Problem requirements:
Read the records below. Copy each line where the string "about" occurs.
#####
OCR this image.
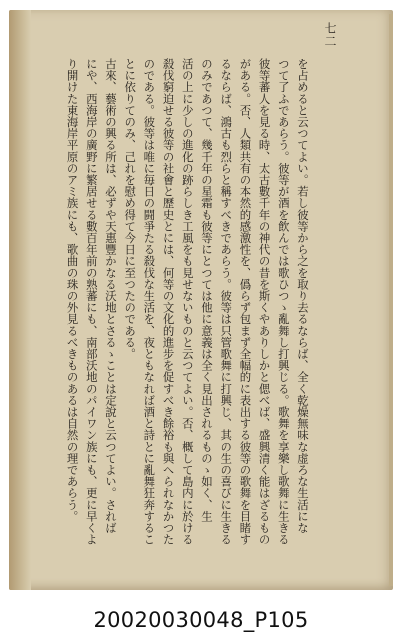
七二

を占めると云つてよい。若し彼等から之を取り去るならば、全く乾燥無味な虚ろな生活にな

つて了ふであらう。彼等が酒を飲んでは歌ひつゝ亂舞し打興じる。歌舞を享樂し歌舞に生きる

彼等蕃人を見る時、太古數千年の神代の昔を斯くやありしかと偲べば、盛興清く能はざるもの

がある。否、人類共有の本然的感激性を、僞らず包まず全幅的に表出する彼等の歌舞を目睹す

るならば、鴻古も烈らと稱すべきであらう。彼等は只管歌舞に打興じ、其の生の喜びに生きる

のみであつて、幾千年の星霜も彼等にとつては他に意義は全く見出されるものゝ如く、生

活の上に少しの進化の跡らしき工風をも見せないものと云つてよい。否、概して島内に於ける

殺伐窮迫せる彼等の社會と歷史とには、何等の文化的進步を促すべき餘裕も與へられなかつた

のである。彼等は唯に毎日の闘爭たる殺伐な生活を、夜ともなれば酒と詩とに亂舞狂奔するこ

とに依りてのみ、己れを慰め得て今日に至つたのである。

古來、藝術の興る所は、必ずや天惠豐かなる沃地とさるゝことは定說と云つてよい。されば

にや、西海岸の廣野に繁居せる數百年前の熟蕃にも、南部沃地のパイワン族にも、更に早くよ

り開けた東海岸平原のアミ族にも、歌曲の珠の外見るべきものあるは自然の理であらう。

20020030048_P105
#####
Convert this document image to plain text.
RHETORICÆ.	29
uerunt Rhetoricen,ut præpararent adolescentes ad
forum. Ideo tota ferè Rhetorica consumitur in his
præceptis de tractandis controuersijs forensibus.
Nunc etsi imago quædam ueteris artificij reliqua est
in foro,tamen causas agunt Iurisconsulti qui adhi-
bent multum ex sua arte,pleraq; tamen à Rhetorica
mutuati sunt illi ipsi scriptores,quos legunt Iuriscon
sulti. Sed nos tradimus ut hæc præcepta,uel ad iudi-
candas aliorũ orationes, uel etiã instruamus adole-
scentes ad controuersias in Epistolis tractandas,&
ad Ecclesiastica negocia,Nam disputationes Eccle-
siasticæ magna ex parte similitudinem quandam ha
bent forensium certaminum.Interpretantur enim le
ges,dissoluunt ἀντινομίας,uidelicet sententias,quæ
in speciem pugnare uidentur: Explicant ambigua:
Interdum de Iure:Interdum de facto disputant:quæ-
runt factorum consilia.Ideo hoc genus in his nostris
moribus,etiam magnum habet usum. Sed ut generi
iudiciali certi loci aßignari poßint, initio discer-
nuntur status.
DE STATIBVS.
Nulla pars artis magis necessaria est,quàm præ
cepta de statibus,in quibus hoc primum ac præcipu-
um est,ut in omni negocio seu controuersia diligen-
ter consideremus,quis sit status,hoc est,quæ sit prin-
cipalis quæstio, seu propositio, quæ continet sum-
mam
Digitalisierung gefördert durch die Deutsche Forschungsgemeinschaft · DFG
#####
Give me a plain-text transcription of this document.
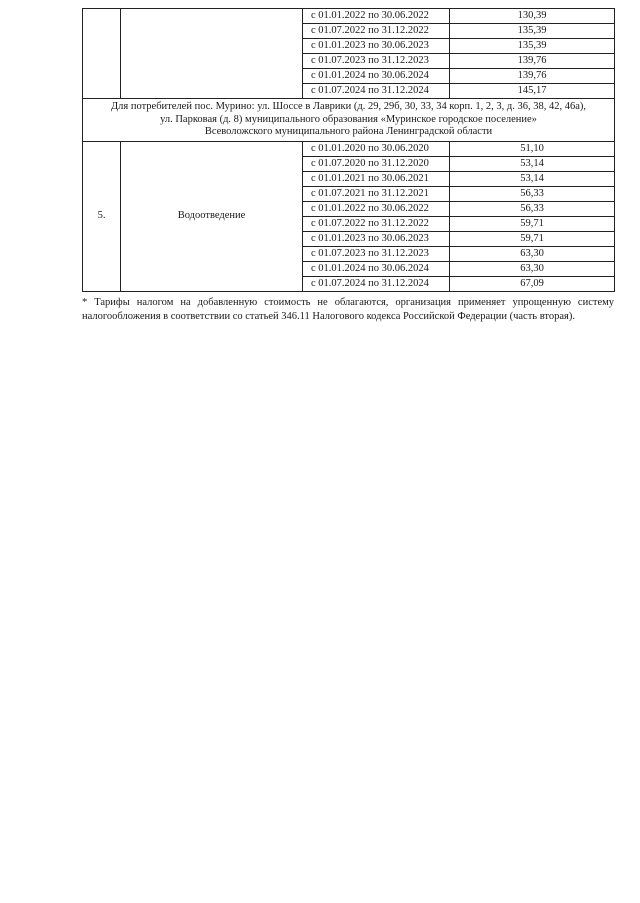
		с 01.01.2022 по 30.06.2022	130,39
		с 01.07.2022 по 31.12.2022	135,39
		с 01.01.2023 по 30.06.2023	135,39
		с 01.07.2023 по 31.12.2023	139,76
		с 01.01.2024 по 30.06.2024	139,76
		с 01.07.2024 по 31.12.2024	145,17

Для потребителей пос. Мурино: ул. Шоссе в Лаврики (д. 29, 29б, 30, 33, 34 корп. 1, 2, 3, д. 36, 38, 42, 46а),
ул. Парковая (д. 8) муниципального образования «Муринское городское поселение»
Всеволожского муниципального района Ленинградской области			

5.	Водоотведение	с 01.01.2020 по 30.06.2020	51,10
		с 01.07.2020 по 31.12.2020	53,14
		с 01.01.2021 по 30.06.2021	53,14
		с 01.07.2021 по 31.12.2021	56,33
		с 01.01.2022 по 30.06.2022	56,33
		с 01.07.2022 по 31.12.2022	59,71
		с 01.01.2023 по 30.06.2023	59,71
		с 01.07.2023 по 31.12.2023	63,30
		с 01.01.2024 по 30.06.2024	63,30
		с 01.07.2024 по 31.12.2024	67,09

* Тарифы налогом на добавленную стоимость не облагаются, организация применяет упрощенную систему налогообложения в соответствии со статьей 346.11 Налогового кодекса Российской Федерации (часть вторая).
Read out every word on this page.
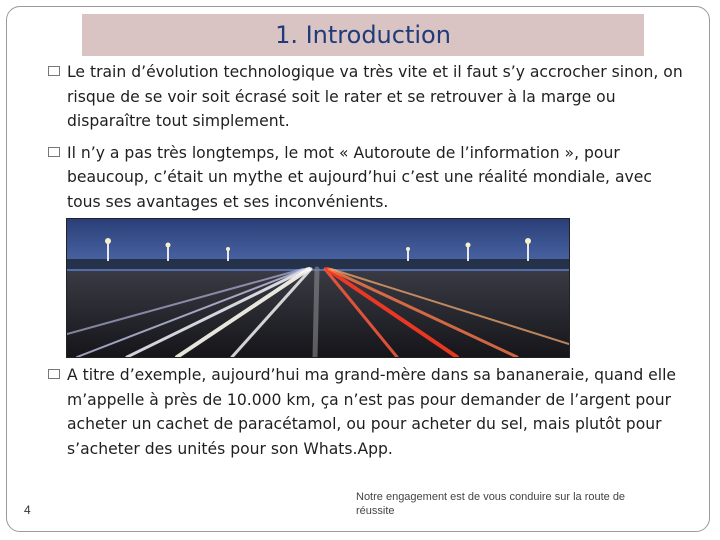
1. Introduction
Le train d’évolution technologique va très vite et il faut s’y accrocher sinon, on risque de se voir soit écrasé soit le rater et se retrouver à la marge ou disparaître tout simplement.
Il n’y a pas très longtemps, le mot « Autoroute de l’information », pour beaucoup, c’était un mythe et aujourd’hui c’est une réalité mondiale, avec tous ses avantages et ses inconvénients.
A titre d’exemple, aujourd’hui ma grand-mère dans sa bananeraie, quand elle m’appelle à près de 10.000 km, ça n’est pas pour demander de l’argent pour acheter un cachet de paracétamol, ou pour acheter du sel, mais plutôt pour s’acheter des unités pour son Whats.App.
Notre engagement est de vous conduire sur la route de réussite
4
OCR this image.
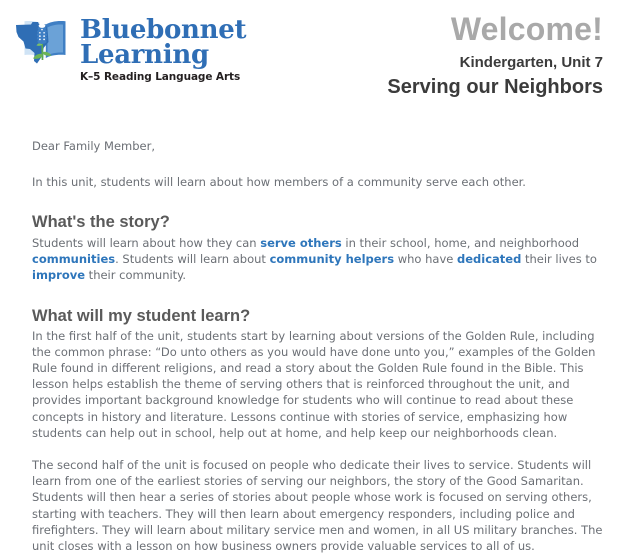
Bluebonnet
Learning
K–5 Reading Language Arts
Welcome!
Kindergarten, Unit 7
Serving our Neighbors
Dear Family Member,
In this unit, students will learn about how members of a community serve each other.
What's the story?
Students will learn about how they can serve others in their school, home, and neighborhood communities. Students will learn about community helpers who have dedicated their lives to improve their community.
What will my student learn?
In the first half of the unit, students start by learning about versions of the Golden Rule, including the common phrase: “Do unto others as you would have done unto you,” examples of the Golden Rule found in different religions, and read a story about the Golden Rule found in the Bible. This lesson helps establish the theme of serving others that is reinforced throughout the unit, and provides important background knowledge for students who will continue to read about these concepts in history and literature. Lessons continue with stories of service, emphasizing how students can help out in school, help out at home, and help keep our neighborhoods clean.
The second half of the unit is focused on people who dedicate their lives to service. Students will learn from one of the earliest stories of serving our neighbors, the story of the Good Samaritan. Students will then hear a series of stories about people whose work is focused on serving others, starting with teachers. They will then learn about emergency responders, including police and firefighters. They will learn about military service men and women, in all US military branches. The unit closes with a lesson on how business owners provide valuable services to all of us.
#####
Output:
In this unit, students will learn about how members of a community serve each other.
Students will learn about how they can serve others in their school, home, and neighborhood communities. Students will learn about community helpers who have dedicated their lives to improve their community.
In the first half of the unit, students start by learning about versions of the Golden Rule, including the common phrase: “Do unto others as you would have done unto you,” examples of the Golden Rule found in different religions, and read a story about the Golden Rule found in the Bible. This lesson helps establish the theme of serving others that is reinforced throughout the unit, and provides important background knowledge for students who will continue to read about these concepts in history and literature. Lessons continue with stories of service, emphasizing how students can help out in school, help out at home, and help keep our neighborhoods clean.
The second half of the unit is focused on people who dedicate their lives to service. Students will learn from one of the earliest stories of serving our neighbors, the story of the Good Samaritan. Students will then hear a series of stories about people whose work is focused on serving others, starting with teachers. They will then learn about emergency responders, including police and firefighters. They will learn about military service men and women, in all US military branches. The unit closes with a lesson on how business owners provide valuable services to all of us.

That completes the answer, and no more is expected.